● Provided entries:

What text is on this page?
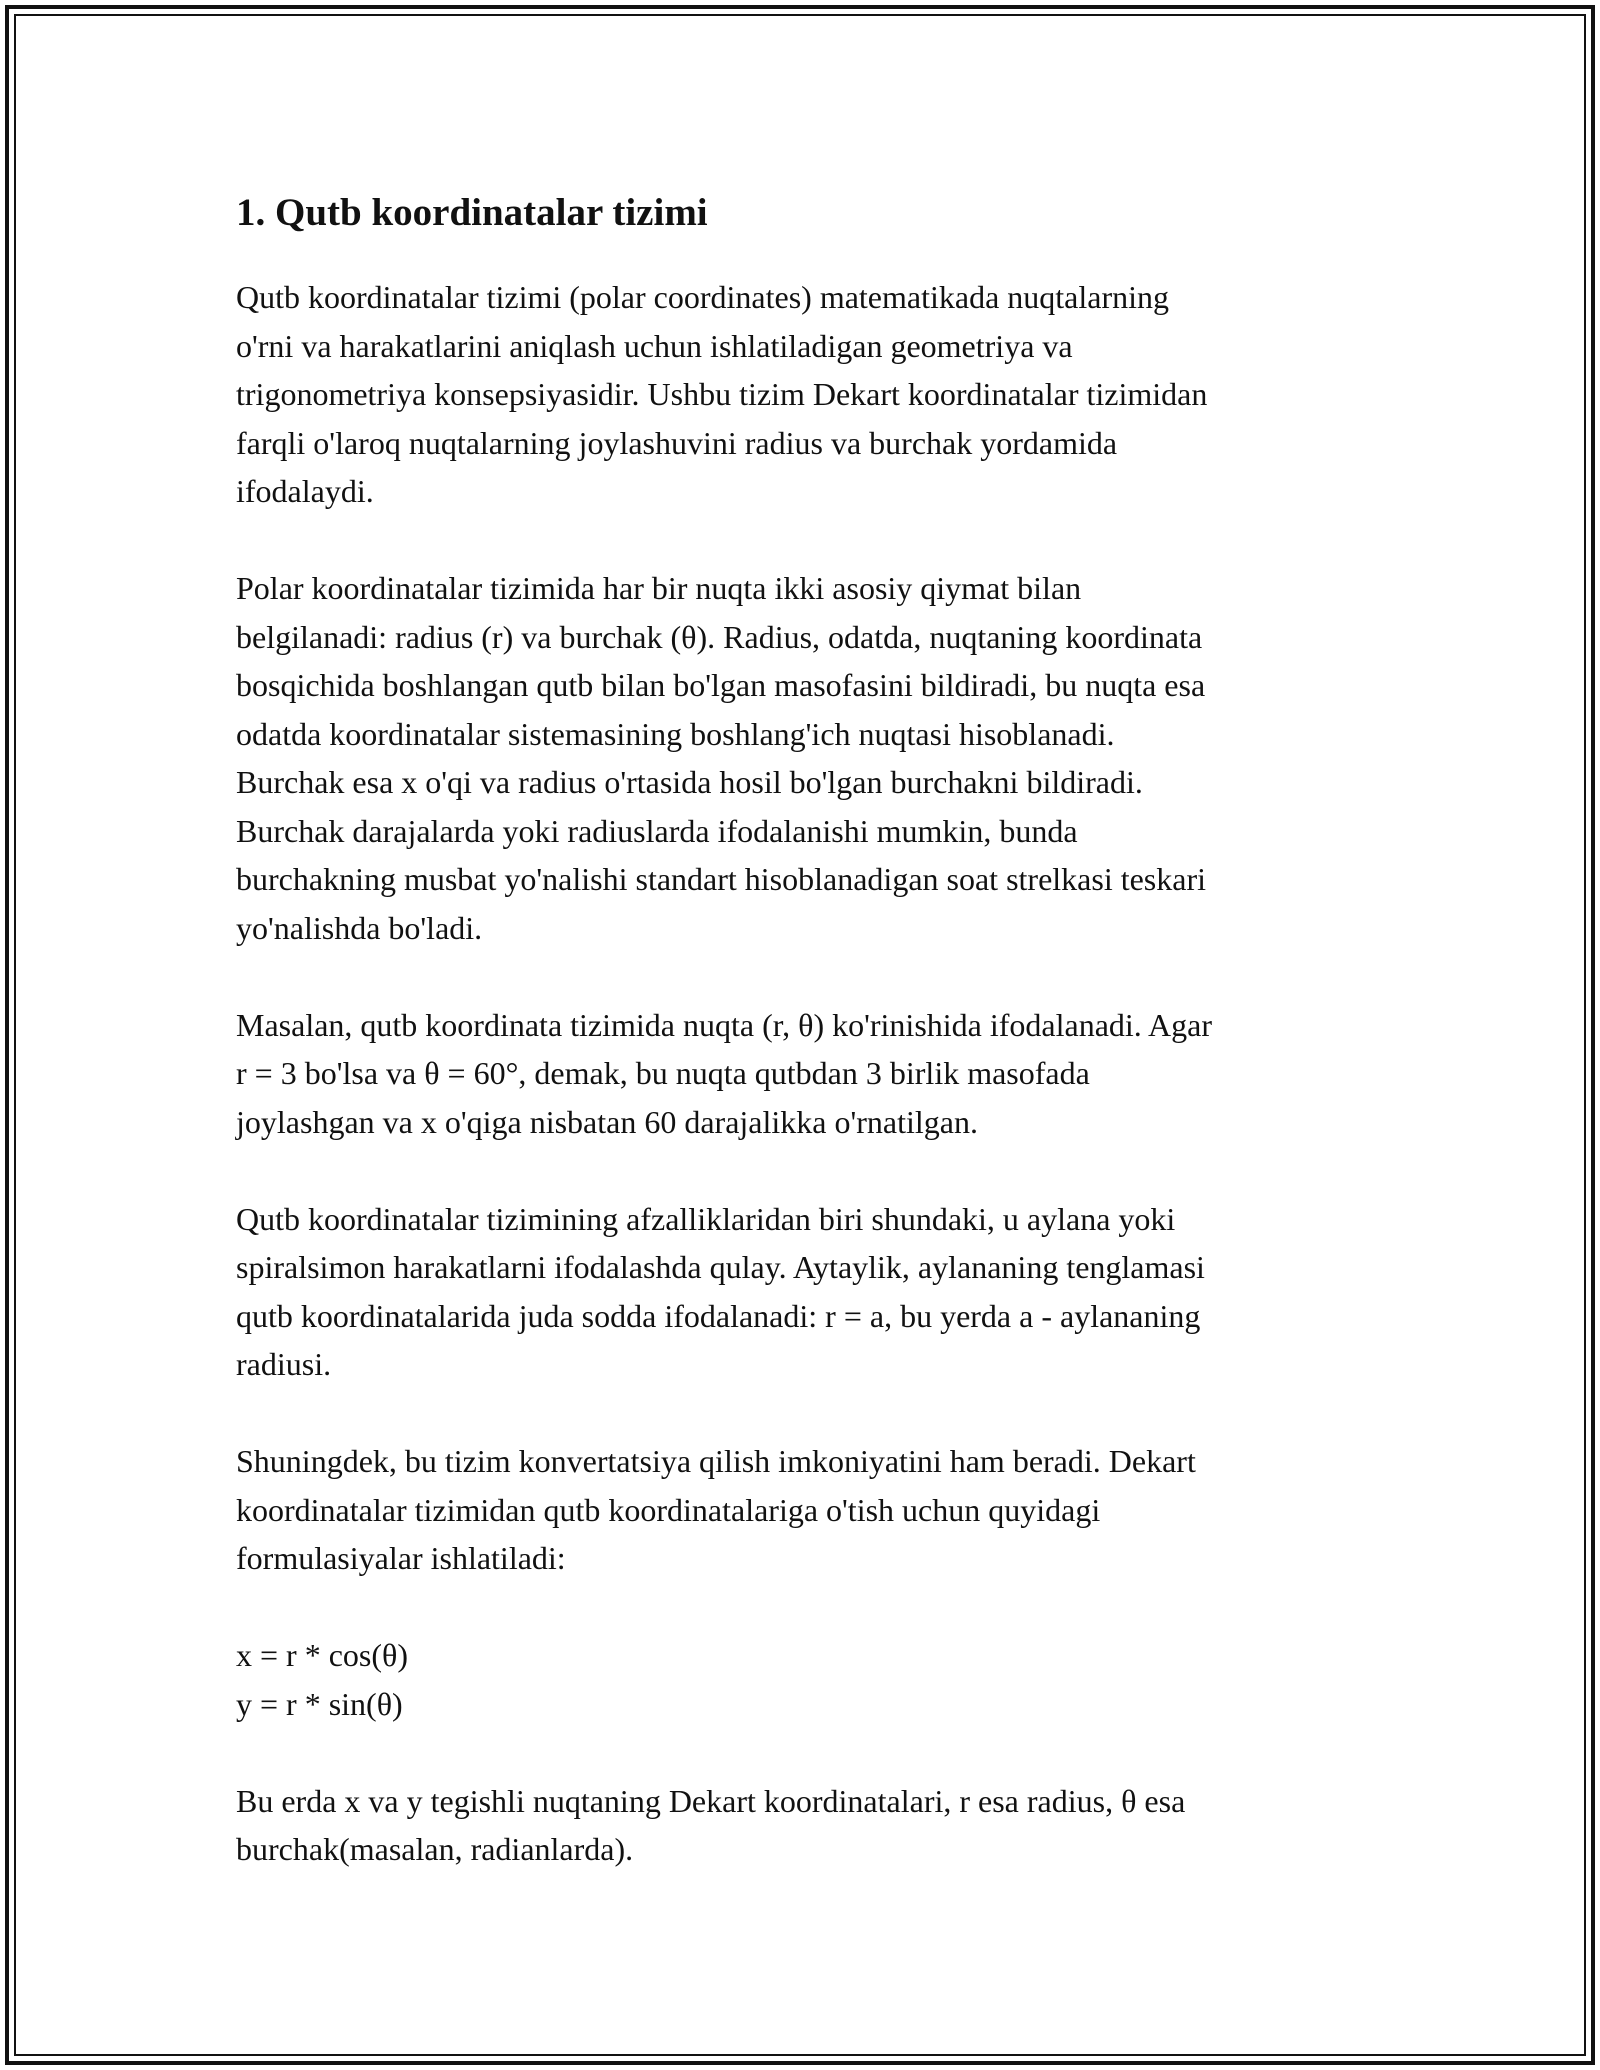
1. Qutb koordinatalar tizimi

Qutb koordinatalar tizimi (polar coordinates) matematikada nuqtalarning
o'rni va harakatlarini aniqlash uchun ishlatiladigan geometriya va
trigonometriya konsepsiyasidir. Ushbu tizim Dekart koordinatalar tizimidan
farqli o'laroq nuqtalarning joylashuvini radius va burchak yordamida
ifodalaydi.

Polar koordinatalar tizimida har bir nuqta ikki asosiy qiymat bilan
belgilanadi: radius (r) va burchak (θ). Radius, odatda, nuqtaning koordinata
bosqichida boshlangan qutb bilan bo'lgan masofasini bildiradi, bu nuqta esa
odatda koordinatalar sistemasining boshlang'ich nuqtasi hisoblanadi.
Burchak esa x o'qi va radius o'rtasida hosil bo'lgan burchakni bildiradi.
Burchak darajalarda yoki radiuslarda ifodalanishi mumkin, bunda
burchakning musbat yo'nalishi standart hisoblanadigan soat strelkasi teskari
yo'nalishda bo'ladi.

Masalan, qutb koordinata tizimida nuqta (r, θ) ko'rinishida ifodalanadi. Agar
r = 3 bo'lsa va θ = 60°, demak, bu nuqta qutbdan 3 birlik masofada
joylashgan va x o'qiga nisbatan 60 darajalikka o'rnatilgan.

Qutb koordinatalar tizimining afzalliklaridan biri shundaki, u aylana yoki
spiralsimon harakatlarni ifodalashda qulay. Aytaylik, aylananing tenglamasi
qutb koordinatalarida juda sodda ifodalanadi: r = a, bu yerda a - aylananing
radiusi.

Shuningdek, bu tizim konvertatsiya qilish imkoniyatini ham beradi. Dekart
koordinatalar tizimidan qutb koordinatalariga o'tish uchun quyidagi
formulasiyalar ishlatiladi:

x = r * cos(θ)
y = r * sin(θ)

Bu erda x va y tegishli nuqtaning Dekart koordinatalari, r esa radius, θ esa
burchak(masalan, radianlarda).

● Goal: Pull out every line of the entries that includes the word "odatda".

● Full solution:
belgilanadi: radius (r) va burchak (θ). Radius, odatda, nuqtaning koordinata
odatda koordinatalar sistemasining boshlang'ich nuqtasi hisoblanadi.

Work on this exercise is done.